▸ EXERCISE TASKS:
A: According to the text on Third Omen below, in which city is Incineration Productions headquartered?
B: Reproduce the passage of the text on Third Omen between "Gergana (Co-Founder, CEO)" and "Under 30 list.", inclusive.

Third Omen: Forging Horrors in Unity

Third Omen: Forging Horrors in Unity

The team of Incineration Productions was kind enough to talk about the production of their game Third Omen in Unity.

The team of Incineration Productions was kind enough to talk about the production of their game Third Omen in Unity.


Incineration Productions is a newly founded independent game development studio. Our headquarters is located in Sofia, Bulgaria. Currently, we are 11 young and passionate people each one of whom with a different professional background and personal skill set. Our average age at the studio is 27 years, we aren’t veterans from the game industry, neither do we have any famous published games behind us, but what we are most proud of is our unwavering enthusiasm to create the single-player, narrative-driven experience that we all as gamers deserve and want to play. Third Omen is much more than a game for us – it will be the first released game of our studio which will show the world who we are as game developers and what our core values and beliefs are.

Gergana (Co-Founder, CEO) and Yuriy (Co-Founder, CTO) have been working together as a team from 3 years. The previous company they were developing offered mobile and physical games and gamified educational training for children and teenagers in the sphere of entrepreneurship, financial literacy and the development of personal skills. In 2016 Gergana was nominated for the most influential woman in entrepreneurial ecosystem in Bulgaria and designated as one of the successful young Bulgarians in Forbes Bulgaria’s 30 Under 30 list.

▸ SUPPLIED INFORMATION:
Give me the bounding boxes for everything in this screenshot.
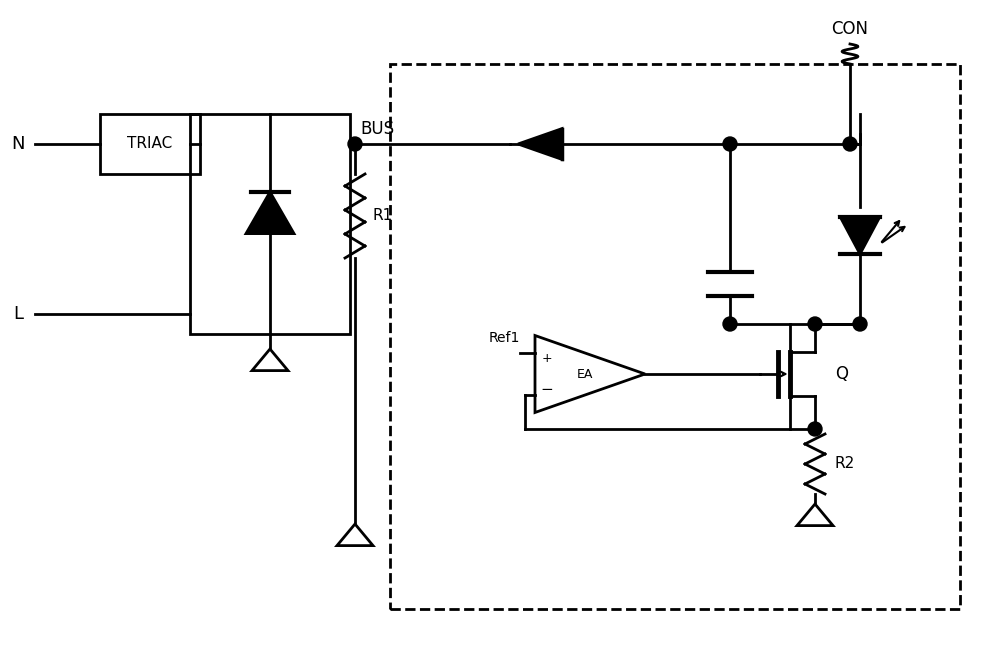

▸ RESPONSES TO THE EXERCISE:
A: Sofia, Bulgaria

B:
Gergana (Co-Founder, CEO) and Yuriy (Co-Founder, CTO) have been working together as a team from 3 years. The previous company they were developing offered mobile and physical games and gamified educational training for children and teenagers in the sphere of entrepreneurship, financial literacy and the development of personal skills. In 2016 Gergana was nominated for the most influential woman in entrepreneurial ecosystem in Bulgaria and designated as one of the successful young Bulgarians in Forbes Bulgaria’s 30 Under 30 list.